* Extracted information
────

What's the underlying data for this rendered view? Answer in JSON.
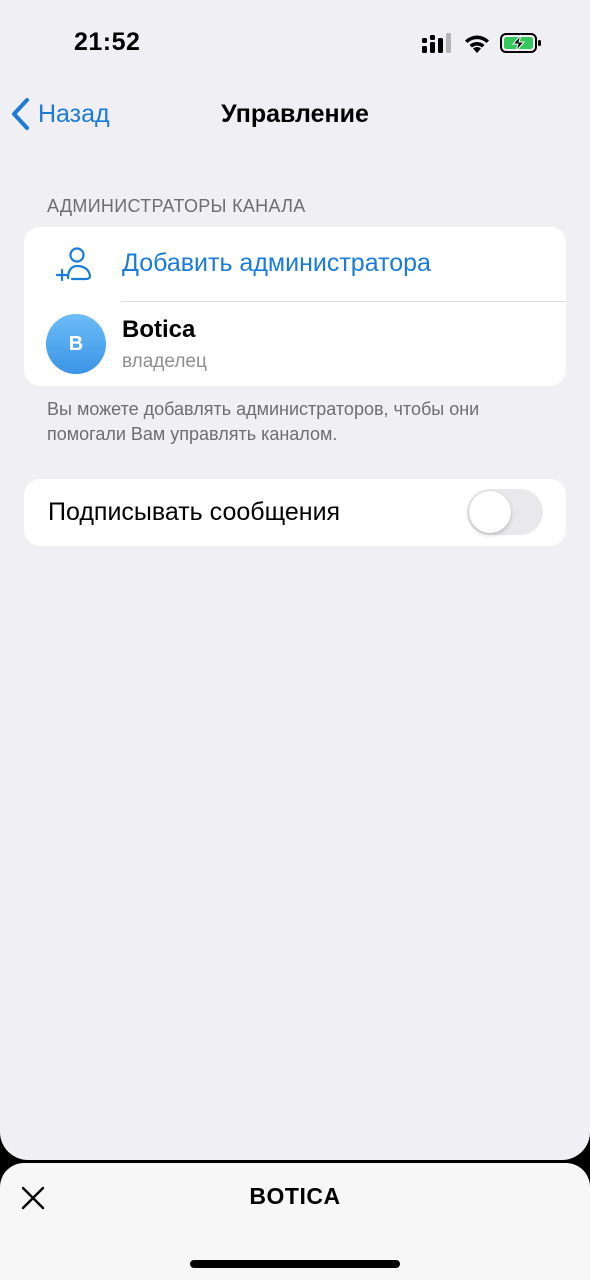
{
  "status_bar": {
    "time": "21:52",
    "icons": [
      "signal-icon",
      "wifi-icon",
      "battery-charging-icon"
    ]
  },
  "nav": {
    "back_label": "Назад",
    "title": "Управление",
    "accent_color": "#1a7bd8"
  },
  "admins_section": {
    "header": "АДМИНИСТРАТОРЫ КАНАЛА",
    "add_admin_label": "Добавить администратора",
    "owner": {
      "avatar_letter": "B",
      "name": "Botica",
      "role": "владелец"
    },
    "footer": "Вы можете добавлять администраторов, чтобы они помогали Вам управлять каналом."
  },
  "sign_messages": {
    "label": "Подписывать сообщения",
    "enabled": false
  },
  "bottom_sheet": {
    "title": "BOTICA",
    "close_icon": "close-icon"
  }
}
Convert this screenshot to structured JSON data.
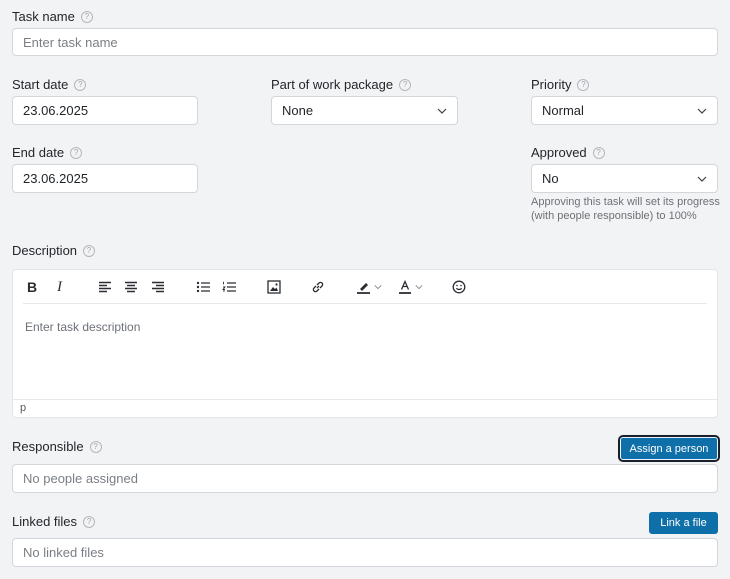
{
  "task_name": {
    "label": "Task name",
    "placeholder": "Enter task name"
  },
  "start_date": {
    "label": "Start date",
    "value": "23.06.2025"
  },
  "work_package": {
    "label": "Part of work package",
    "value": "None"
  },
  "priority": {
    "label": "Priority",
    "value": "Normal"
  },
  "end_date": {
    "label": "End date",
    "value": "23.06.2025"
  },
  "approved": {
    "label": "Approved",
    "value": "No",
    "note_line1": "Approving this task will set its progress",
    "note_line2": "(with people responsible) to 100%"
  },
  "description": {
    "label": "Description",
    "placeholder": "Enter task description",
    "status_path": "p",
    "toolbar": {
      "bold": "B",
      "italic": "I"
    }
  },
  "responsible": {
    "label": "Responsible",
    "button": "Assign a person",
    "value": "No people assigned"
  },
  "linked_files": {
    "label": "Linked files",
    "button": "Link a file",
    "value": "No linked files"
  },
  "help_glyph": "?",
  "colors": {
    "accent": "#0f6fa8",
    "background": "#f2f3f5"
  }
}
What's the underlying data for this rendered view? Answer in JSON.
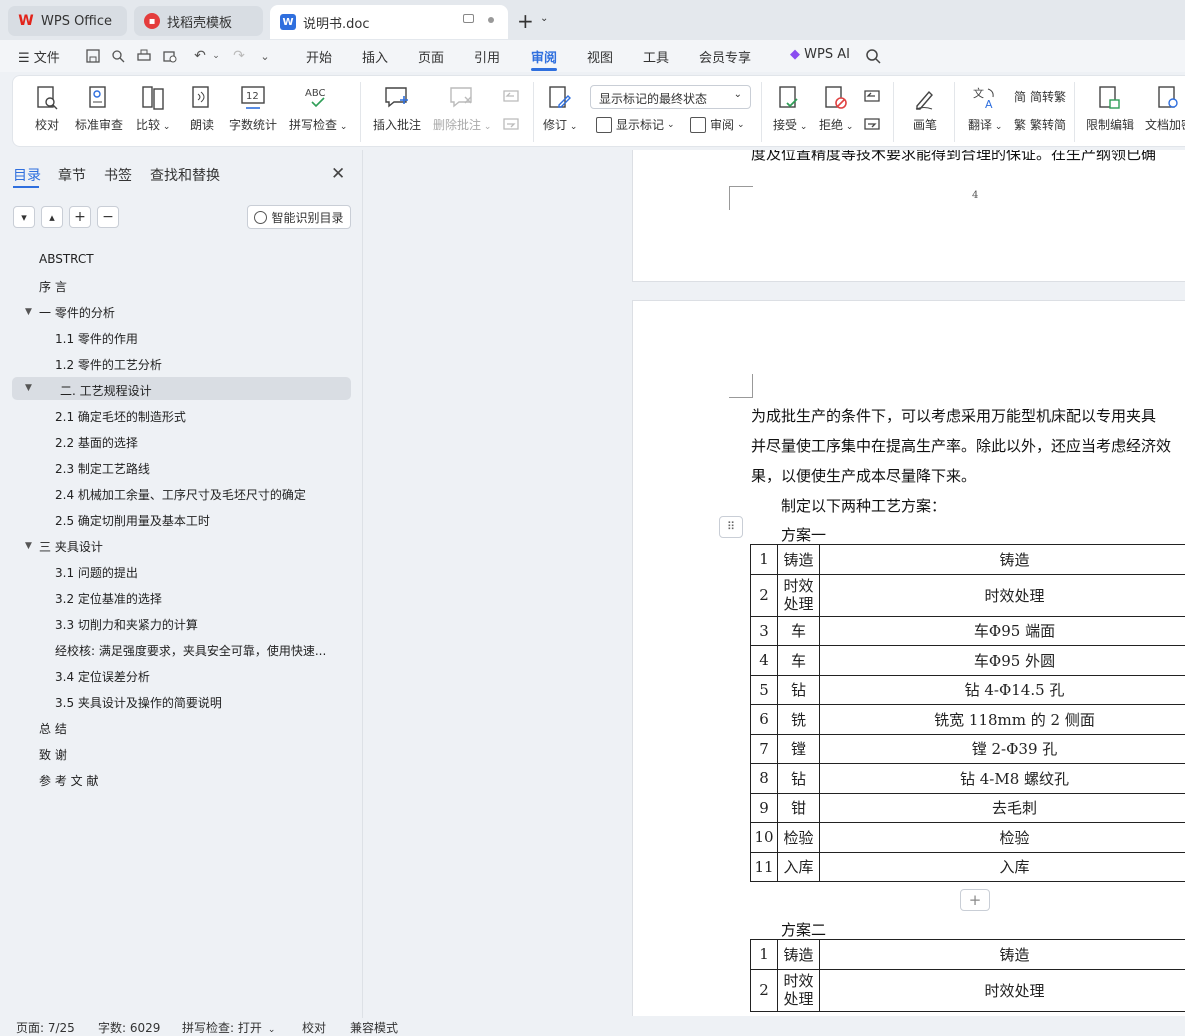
{
  "tabs": [
    {
      "label": "WPS Office",
      "icon": "wps-logo-icon"
    },
    {
      "label": "找稻壳模板",
      "icon": "daoke-icon"
    },
    {
      "label": "说明书.doc",
      "icon": "word-doc-icon"
    }
  ],
  "menu": {
    "file": "文件",
    "items": [
      "开始",
      "插入",
      "页面",
      "引用",
      "审阅",
      "视图",
      "工具",
      "会员专享"
    ],
    "active": "审阅",
    "ai": "WPS AI"
  },
  "ribbon": {
    "proofread": "校对",
    "std_review": "标准审查",
    "compare": "比较",
    "read_aloud": "朗读",
    "word_count": "字数统计",
    "spell_check": "拼写检查",
    "insert_comment": "插入批注",
    "delete_comment": "删除批注",
    "revise": "修订",
    "display_state": "显示标记的最终状态",
    "show_marks": "显示标记",
    "review": "审阅",
    "accept": "接受",
    "reject": "拒绝",
    "pen": "画笔",
    "translate": "翻译",
    "trad_simp": "简转繁",
    "simp_trad": "繁转简",
    "restrict_edit": "限制编辑",
    "doc_encrypt": "文档加密"
  },
  "sidebar": {
    "tabs": [
      "目录",
      "章节",
      "书签",
      "查找和替换"
    ],
    "smart_btn": "智能识别目录",
    "toc": [
      {
        "text": "ABSTRCT",
        "level": 1
      },
      {
        "text": "序    言",
        "level": 1
      },
      {
        "text": "一  零件的分析",
        "level": 1,
        "expand": true
      },
      {
        "text": "1.1 零件的作用",
        "level": 2
      },
      {
        "text": "1.2 零件的工艺分析",
        "level": 2
      },
      {
        "text": "二. 工艺规程设计",
        "level": 1,
        "expand": true,
        "selected": true
      },
      {
        "text": "2.1 确定毛坯的制造形式",
        "level": 2
      },
      {
        "text": "2.2 基面的选择",
        "level": 2
      },
      {
        "text": "2.3 制定工艺路线",
        "level": 2
      },
      {
        "text": "2.4 机械加工余量、工序尺寸及毛坯尺寸的确定",
        "level": 2
      },
      {
        "text": "2.5  确定切削用量及基本工时",
        "level": 2
      },
      {
        "text": "三  夹具设计",
        "level": 1,
        "expand": true
      },
      {
        "text": "3.1 问题的提出",
        "level": 2
      },
      {
        "text": "3.2 定位基准的选择",
        "level": 2
      },
      {
        "text": "3.3 切削力和夹紧力的计算",
        "level": 2
      },
      {
        "text": "经校核:   满足强度要求，夹具安全可靠，使用快速...",
        "level": 2
      },
      {
        "text": "3.4 定位误差分析",
        "level": 2
      },
      {
        "text": "3.5 夹具设计及操作的简要说明",
        "level": 2
      },
      {
        "text": "总      结",
        "level": 1
      },
      {
        "text": "致    谢",
        "level": 1
      },
      {
        "text": "参 考 文 献",
        "level": 1
      }
    ]
  },
  "document": {
    "page_number": "4",
    "top_cut_text": "度及位置精度等技术要求能得到合理的保证。在生产纲领已确",
    "para_lines": [
      "为成批生产的条件下，可以考虑采用万能型机床配以专用夹具",
      "并尽量使工序集中在提高生产率。除此以外，还应当考虑经济效",
      "果，以便使生产成本尽量降下来。"
    ],
    "plan_intro": "制定以下两种工艺方案：",
    "plan1_title": "方案一",
    "plan1_rows": [
      [
        "1",
        "铸造",
        "铸造"
      ],
      [
        "2",
        "时效处理",
        "时效处理"
      ],
      [
        "3",
        "车",
        "车Φ95 端面"
      ],
      [
        "4",
        "车",
        "车Φ95 外圆"
      ],
      [
        "5",
        "钻",
        "钻 4-Φ14.5 孔"
      ],
      [
        "6",
        "铣",
        "铣宽 118mm 的 2 侧面"
      ],
      [
        "7",
        "镗",
        "镗 2-Φ39 孔"
      ],
      [
        "8",
        "钻",
        "钻 4-M8 螺纹孔"
      ],
      [
        "9",
        "钳",
        "去毛刺"
      ],
      [
        "10",
        "检验",
        "检验"
      ],
      [
        "11",
        "入库",
        "入库"
      ]
    ],
    "add_row": "+",
    "plan2_title": "方案二",
    "plan2_rows": [
      [
        "1",
        "铸造",
        "铸造"
      ],
      [
        "2",
        "时效处理",
        "时效处理"
      ]
    ]
  },
  "status": {
    "page": "页面: 7/25",
    "words": "字数: 6029",
    "spell": "拼写检查: 打开",
    "proof": "校对",
    "compat": "兼容模式"
  }
}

────

* Stated task
Go through the entries above and print each one exactly, minus the pictures.

* Final answer
What's the underlying data for this rendered view? Answer in JSON.
{
  "status_bar": {
    "time": "21:52",
    "icons": [
      "signal-icon",
      "wifi-icon",
      "battery-charging-icon"
    ]
  },
  "nav": {
    "back_label": "Назад",
    "title": "Управление",
    "accent_color": "#1a7bd8"
  },
  "admins_section": {
    "header": "АДМИНИСТРАТОРЫ КАНАЛА",
    "add_admin_label": "Добавить администратора",
    "owner": {
      "avatar_letter": "B",
      "name": "Botica",
      "role": "владелец"
    },
    "footer": "Вы можете добавлять администраторов, чтобы они помогали Вам управлять каналом."
  },
  "sign_messages": {
    "label": "Подписывать сообщения",
    "enabled": false
  },
  "bottom_sheet": {
    "title": "BOTICA",
    "close_icon": "close-icon"
  }
}
Convert this screenshot to structured JSON data.
{
  "task_name": {
    "label": "Task name",
    "placeholder": "Enter task name"
  },
  "start_date": {
    "label": "Start date",
    "value": "23.06.2025"
  },
  "work_package": {
    "label": "Part of work package",
    "value": "None"
  },
  "priority": {
    "label": "Priority",
    "value": "Normal"
  },
  "end_date": {
    "label": "End date",
    "value": "23.06.2025"
  },
  "approved": {
    "label": "Approved",
    "value": "No",
    "note_line1": "Approving this task will set its progress",
    "note_line2": "(with people responsible) to 100%"
  },
  "description": {
    "label": "Description",
    "placeholder": "Enter task description",
    "status_path": "p",
    "toolbar": {
      "bold": "B",
      "italic": "I"
    }
  },
  "responsible": {
    "label": "Responsible",
    "button": "Assign a person",
    "value": "No people assigned"
  },
  "linked_files": {
    "label": "Linked files",
    "button": "Link a file",
    "value": "No linked files"
  },
  "help_glyph": "?",
  "colors": {
    "accent": "#0f6fa8",
    "background": "#f2f3f5"
  }
}
What's the underlying data for this rendered view? Answer in JSON.
{
  "tabs": [
    {
      "label": "WPS Office",
      "icon": "wps-logo-icon"
    },
    {
      "label": "找稻壳模板",
      "icon": "daoke-icon"
    },
    {
      "label": "说明书.doc",
      "icon": "word-doc-icon"
    }
  ],
  "menu": {
    "file": "文件",
    "items": [
      "开始",
      "插入",
      "页面",
      "引用",
      "审阅",
      "视图",
      "工具",
      "会员专享"
    ],
    "active": "审阅",
    "ai": "WPS AI"
  },
  "ribbon": {
    "proofread": "校对",
    "std_review": "标准审查",
    "compare": "比较",
    "read_aloud": "朗读",
    "word_count": "字数统计",
    "spell_check": "拼写检查",
    "insert_comment": "插入批注",
    "delete_comment": "删除批注",
    "revise": "修订",
    "display_state": "显示标记的最终状态",
    "show_marks": "显示标记",
    "review": "审阅",
    "accept": "接受",
    "reject": "拒绝",
    "pen": "画笔",
    "translate": "翻译",
    "trad_simp": "简转繁",
    "simp_trad": "繁转简",
    "restrict_edit": "限制编辑",
    "doc_encrypt": "文档加密"
  },
  "sidebar": {
    "tabs": [
      "目录",
      "章节",
      "书签",
      "查找和替换"
    ],
    "smart_btn": "智能识别目录",
    "toc": [
      {
        "text": "ABSTRCT",
        "level": 1
      },
      {
        "text": "序    言",
        "level": 1
      },
      {
        "text": "一  零件的分析",
        "level": 1,
        "expand": true
      },
      {
        "text": "1.1 零件的作用",
        "level": 2
      },
      {
        "text": "1.2 零件的工艺分析",
        "level": 2
      },
      {
        "text": "二. 工艺规程设计",
        "level": 1,
        "expand": true,
        "selected": true
      },
      {
        "text": "2.1 确定毛坯的制造形式",
        "level": 2
      },
      {
        "text": "2.2 基面的选择",
        "level": 2
      },
      {
        "text": "2.3 制定工艺路线",
        "level": 2
      },
      {
        "text": "2.4 机械加工余量、工序尺寸及毛坯尺寸的确定",
        "level": 2
      },
      {
        "text": "2.5  确定切削用量及基本工时",
        "level": 2
      },
      {
        "text": "三  夹具设计",
        "level": 1,
        "expand": true
      },
      {
        "text": "3.1 问题的提出",
        "level": 2
      },
      {
        "text": "3.2 定位基准的选择",
        "level": 2
      },
      {
        "text": "3.3 切削力和夹紧力的计算",
        "level": 2
      },
      {
        "text": "经校核:   满足强度要求，夹具安全可靠，使用快速...",
        "level": 2
      },
      {
        "text": "3.4 定位误差分析",
        "level": 2
      },
      {
        "text": "3.5 夹具设计及操作的简要说明",
        "level": 2
      },
      {
        "text": "总      结",
        "level": 1
      },
      {
        "text": "致    谢",
        "level": 1
      },
      {
        "text": "参 考 文 献",
        "level": 1
      }
    ]
  },
  "document": {
    "page_number": "4",
    "top_cut_text": "度及位置精度等技术要求能得到合理的保证。在生产纲领已确",
    "para_lines": [
      "为成批生产的条件下，可以考虑采用万能型机床配以专用夹具",
      "并尽量使工序集中在提高生产率。除此以外，还应当考虑经济效",
      "果，以便使生产成本尽量降下来。"
    ],
    "plan_intro": "制定以下两种工艺方案：",
    "plan1_title": "方案一",
    "plan1_rows": [
      [
        "1",
        "铸造",
        "铸造"
      ],
      [
        "2",
        "时效处理",
        "时效处理"
      ],
      [
        "3",
        "车",
        "车Φ95 端面"
      ],
      [
        "4",
        "车",
        "车Φ95 外圆"
      ],
      [
        "5",
        "钻",
        "钻 4-Φ14.5 孔"
      ],
      [
        "6",
        "铣",
        "铣宽 118mm 的 2 侧面"
      ],
      [
        "7",
        "镗",
        "镗 2-Φ39 孔"
      ],
      [
        "8",
        "钻",
        "钻 4-M8 螺纹孔"
      ],
      [
        "9",
        "钳",
        "去毛刺"
      ],
      [
        "10",
        "检验",
        "检验"
      ],
      [
        "11",
        "入库",
        "入库"
      ]
    ],
    "add_row": "+",
    "plan2_title": "方案二",
    "plan2_rows": [
      [
        "1",
        "铸造",
        "铸造"
      ],
      [
        "2",
        "时效处理",
        "时效处理"
      ]
    ]
  },
  "status": {
    "page": "页面: 7/25",
    "words": "字数: 6029",
    "spell": "拼写检查: 打开",
    "proof": "校对",
    "compat": "兼容模式"
  }
}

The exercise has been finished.